Exercise directions:
Go through the listing and return every line with "РАЙОНОВ" in it.

(Saved entries)

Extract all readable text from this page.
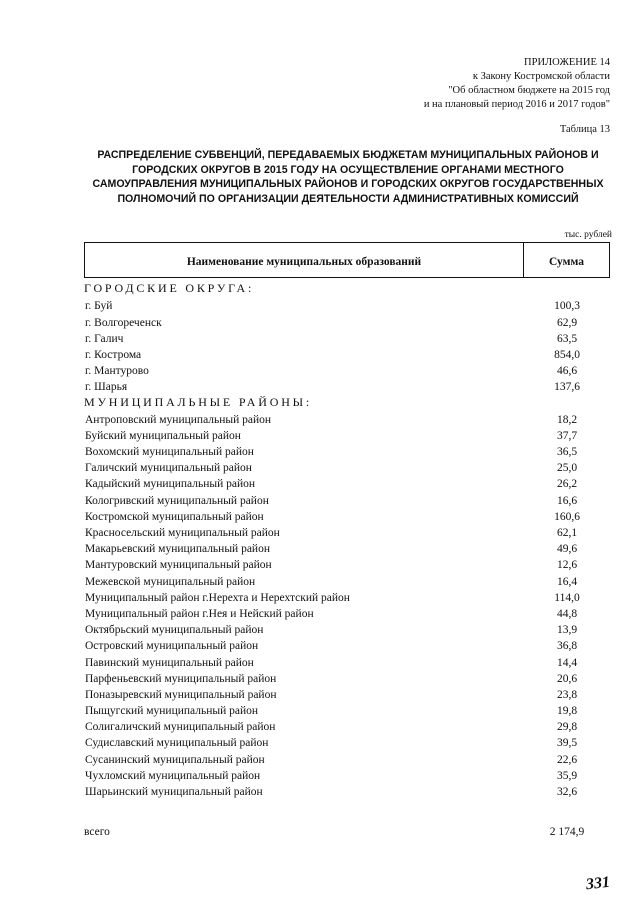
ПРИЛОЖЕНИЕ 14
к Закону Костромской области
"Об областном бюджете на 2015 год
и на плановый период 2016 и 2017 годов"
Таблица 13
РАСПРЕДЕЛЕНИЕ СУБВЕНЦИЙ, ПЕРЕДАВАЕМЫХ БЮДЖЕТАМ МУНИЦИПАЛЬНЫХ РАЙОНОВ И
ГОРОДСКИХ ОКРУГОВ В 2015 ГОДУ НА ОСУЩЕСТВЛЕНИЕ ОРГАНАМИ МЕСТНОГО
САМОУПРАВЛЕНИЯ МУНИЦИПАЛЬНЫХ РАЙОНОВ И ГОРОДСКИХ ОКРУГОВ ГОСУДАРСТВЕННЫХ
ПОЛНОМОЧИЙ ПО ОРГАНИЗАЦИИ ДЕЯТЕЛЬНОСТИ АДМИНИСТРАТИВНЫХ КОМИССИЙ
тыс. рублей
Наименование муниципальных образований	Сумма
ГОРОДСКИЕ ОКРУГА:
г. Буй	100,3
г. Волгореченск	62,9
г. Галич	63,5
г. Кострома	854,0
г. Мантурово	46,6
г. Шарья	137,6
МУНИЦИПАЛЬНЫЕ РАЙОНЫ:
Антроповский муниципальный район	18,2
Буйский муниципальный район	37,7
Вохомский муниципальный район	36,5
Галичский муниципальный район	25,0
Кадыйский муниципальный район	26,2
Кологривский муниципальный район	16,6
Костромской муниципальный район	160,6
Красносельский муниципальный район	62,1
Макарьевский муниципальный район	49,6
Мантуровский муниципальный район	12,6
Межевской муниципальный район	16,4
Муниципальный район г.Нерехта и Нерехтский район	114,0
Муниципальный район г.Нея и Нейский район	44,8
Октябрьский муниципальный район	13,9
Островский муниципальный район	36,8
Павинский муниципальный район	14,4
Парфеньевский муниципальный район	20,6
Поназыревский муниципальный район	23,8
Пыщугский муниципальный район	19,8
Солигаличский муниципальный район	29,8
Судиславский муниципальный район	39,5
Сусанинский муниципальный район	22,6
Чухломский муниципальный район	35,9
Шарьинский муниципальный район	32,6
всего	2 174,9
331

==

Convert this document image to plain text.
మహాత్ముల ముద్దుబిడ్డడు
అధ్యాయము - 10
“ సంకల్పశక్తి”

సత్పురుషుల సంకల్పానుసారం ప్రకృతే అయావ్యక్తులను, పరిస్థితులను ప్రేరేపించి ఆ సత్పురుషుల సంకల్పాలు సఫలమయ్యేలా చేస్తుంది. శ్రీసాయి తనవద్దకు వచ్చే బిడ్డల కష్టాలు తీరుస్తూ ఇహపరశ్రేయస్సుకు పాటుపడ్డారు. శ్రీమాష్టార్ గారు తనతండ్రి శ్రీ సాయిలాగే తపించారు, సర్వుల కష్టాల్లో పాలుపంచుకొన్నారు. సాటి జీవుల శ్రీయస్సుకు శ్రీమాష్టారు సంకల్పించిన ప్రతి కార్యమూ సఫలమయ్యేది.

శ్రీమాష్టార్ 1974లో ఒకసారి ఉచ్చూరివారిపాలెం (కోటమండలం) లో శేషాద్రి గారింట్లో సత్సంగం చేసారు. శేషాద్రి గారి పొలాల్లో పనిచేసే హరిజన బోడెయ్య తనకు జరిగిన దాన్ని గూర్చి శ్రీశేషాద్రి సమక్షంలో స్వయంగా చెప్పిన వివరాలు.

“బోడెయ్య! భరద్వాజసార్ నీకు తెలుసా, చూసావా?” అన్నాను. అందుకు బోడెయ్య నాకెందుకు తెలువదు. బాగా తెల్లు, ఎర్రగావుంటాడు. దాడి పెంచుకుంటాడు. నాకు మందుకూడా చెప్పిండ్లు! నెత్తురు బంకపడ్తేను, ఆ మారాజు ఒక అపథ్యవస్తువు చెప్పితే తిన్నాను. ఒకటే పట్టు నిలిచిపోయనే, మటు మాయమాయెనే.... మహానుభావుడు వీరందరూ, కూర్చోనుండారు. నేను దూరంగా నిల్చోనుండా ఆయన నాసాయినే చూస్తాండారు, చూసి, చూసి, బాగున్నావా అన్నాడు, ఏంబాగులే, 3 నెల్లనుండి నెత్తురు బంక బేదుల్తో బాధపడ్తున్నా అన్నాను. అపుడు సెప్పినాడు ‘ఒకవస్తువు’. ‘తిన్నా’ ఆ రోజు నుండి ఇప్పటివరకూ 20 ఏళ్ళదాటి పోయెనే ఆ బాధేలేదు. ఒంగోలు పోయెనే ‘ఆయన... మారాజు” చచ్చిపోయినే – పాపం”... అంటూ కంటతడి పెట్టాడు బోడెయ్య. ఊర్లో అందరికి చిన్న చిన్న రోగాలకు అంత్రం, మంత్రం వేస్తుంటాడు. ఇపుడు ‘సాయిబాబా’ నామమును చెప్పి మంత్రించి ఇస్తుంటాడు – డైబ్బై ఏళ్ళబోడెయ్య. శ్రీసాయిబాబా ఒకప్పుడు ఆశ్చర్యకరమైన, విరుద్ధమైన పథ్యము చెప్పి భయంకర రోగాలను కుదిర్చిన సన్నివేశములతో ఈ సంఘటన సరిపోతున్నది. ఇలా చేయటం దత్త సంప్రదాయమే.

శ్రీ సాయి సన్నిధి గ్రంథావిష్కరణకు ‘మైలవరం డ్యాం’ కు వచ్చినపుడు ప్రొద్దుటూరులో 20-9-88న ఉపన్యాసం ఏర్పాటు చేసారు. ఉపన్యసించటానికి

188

Written solution:
РАСПРЕДЕЛЕНИЕ СУБВЕНЦИЙ, ПЕРЕДАВАЕМЫХ БЮДЖЕТАМ МУНИЦИПАЛЬНЫХ РАЙОНОВ И
САМОУПРАВЛЕНИЯ МУНИЦИПАЛЬНЫХ РАЙОНОВ И ГОРОДСКИХ ОКРУГОВ ГОСУДАРСТВЕННЫХ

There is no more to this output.